• What is needed
Tally the lines in the data that follows that include the word "name", and report nothing but the total.

• Stored data
□ □ □
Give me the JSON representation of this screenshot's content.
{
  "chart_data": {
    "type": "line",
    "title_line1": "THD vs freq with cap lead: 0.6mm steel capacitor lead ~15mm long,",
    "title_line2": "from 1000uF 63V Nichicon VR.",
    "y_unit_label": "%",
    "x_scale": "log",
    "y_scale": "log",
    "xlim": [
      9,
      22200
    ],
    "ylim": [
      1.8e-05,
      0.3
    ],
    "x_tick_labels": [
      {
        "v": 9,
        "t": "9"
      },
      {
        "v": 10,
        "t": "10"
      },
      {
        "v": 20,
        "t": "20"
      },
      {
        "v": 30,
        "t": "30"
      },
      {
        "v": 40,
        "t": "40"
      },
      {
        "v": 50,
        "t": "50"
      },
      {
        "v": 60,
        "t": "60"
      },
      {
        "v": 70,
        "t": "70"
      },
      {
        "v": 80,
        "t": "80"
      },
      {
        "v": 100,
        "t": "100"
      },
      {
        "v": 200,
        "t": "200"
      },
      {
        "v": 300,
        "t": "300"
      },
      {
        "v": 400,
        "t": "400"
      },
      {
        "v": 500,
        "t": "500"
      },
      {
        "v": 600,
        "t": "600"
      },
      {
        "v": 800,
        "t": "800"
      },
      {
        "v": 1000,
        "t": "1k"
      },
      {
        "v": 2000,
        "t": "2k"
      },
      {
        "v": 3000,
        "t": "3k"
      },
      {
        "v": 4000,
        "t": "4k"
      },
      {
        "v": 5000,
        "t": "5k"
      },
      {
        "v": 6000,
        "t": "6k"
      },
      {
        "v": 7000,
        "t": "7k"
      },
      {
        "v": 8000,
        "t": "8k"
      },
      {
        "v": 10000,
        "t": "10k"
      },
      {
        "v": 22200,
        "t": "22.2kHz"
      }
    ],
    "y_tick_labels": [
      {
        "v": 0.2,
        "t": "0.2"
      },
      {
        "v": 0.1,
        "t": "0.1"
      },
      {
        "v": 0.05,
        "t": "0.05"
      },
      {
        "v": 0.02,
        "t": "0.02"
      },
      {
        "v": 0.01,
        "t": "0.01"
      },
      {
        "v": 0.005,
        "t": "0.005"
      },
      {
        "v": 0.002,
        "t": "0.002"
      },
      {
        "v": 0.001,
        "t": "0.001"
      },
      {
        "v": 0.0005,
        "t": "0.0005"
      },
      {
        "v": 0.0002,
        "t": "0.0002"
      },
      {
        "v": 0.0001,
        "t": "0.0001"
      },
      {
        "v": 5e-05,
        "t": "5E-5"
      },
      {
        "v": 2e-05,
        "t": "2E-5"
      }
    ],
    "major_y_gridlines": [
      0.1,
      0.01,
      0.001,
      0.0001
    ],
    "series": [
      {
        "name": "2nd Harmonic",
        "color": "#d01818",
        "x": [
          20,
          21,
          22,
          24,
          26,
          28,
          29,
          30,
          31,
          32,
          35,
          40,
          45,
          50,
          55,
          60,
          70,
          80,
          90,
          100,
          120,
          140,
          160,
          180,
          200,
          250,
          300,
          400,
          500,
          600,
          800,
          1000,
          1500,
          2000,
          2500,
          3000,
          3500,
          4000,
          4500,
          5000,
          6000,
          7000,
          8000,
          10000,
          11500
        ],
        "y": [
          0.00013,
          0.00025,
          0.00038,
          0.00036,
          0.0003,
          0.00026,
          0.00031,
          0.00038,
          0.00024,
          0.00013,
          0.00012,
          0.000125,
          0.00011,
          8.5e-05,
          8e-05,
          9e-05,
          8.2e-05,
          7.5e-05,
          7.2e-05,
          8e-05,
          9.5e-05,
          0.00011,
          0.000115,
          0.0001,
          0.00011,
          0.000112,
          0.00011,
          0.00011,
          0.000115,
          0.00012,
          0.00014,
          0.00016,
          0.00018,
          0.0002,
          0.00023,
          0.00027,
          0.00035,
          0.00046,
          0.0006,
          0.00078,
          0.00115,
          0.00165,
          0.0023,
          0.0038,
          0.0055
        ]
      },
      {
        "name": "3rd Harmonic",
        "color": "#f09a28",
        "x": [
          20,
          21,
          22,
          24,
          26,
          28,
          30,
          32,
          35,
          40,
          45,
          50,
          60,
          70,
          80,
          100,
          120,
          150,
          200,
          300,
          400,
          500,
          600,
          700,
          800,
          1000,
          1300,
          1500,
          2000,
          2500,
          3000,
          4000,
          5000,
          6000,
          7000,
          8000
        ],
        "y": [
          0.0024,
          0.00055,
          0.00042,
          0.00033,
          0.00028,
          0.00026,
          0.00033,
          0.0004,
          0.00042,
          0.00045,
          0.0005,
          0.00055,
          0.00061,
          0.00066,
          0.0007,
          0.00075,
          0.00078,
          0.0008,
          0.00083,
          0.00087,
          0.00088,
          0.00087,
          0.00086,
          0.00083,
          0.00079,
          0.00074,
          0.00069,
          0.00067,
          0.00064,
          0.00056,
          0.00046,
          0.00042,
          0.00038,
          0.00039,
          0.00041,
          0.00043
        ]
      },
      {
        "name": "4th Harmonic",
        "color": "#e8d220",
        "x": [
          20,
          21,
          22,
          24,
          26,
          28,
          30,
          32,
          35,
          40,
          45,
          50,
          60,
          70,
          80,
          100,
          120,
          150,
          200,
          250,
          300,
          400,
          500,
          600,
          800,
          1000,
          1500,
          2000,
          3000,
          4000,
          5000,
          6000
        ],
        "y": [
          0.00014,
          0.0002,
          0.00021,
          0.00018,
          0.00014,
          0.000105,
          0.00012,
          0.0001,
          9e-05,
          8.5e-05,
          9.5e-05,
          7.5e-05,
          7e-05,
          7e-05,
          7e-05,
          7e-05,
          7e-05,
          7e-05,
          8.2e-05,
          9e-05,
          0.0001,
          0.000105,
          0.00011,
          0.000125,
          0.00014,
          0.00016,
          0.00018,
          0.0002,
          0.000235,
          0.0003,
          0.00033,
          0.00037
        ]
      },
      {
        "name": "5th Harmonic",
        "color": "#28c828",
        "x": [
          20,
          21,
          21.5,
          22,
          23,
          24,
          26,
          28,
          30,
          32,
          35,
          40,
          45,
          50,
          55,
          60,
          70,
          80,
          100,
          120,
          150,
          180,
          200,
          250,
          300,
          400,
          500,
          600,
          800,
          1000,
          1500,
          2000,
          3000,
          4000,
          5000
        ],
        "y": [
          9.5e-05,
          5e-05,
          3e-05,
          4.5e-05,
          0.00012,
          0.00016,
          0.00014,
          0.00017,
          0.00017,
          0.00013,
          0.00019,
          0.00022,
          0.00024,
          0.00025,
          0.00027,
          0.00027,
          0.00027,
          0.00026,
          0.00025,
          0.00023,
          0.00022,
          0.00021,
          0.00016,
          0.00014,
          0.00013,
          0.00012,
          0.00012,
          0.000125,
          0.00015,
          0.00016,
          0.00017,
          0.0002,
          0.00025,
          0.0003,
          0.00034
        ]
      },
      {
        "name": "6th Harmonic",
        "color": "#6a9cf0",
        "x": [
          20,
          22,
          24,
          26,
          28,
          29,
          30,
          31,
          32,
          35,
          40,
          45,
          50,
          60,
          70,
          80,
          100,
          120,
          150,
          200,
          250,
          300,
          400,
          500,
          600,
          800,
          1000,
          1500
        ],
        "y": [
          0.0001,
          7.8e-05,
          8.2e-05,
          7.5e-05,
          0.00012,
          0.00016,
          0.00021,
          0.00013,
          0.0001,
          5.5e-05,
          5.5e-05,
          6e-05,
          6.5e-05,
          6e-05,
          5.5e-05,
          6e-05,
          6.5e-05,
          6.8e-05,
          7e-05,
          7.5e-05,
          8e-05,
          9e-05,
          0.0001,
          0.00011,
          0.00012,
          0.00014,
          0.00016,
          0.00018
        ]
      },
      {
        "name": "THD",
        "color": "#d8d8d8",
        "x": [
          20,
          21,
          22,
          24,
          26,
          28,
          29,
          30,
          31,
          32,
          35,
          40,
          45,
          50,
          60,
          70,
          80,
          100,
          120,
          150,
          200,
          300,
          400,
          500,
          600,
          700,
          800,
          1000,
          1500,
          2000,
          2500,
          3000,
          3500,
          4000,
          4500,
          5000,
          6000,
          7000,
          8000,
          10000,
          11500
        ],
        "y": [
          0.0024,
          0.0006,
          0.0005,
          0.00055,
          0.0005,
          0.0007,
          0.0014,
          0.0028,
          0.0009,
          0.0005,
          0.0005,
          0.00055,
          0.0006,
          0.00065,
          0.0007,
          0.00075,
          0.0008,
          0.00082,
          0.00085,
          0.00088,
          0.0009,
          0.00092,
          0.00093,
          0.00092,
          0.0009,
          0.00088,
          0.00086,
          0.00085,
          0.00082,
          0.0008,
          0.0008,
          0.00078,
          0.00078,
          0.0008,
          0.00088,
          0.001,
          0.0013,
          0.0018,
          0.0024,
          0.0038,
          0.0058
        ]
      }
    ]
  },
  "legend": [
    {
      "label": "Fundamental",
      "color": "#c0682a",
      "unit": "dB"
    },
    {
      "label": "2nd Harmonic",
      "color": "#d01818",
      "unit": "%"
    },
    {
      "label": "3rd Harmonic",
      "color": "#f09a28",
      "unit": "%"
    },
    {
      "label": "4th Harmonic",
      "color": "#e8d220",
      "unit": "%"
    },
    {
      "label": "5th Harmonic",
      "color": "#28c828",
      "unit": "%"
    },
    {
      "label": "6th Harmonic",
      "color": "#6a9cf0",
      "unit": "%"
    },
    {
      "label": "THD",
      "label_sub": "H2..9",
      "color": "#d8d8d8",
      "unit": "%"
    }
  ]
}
□ □ □
• Solution below
6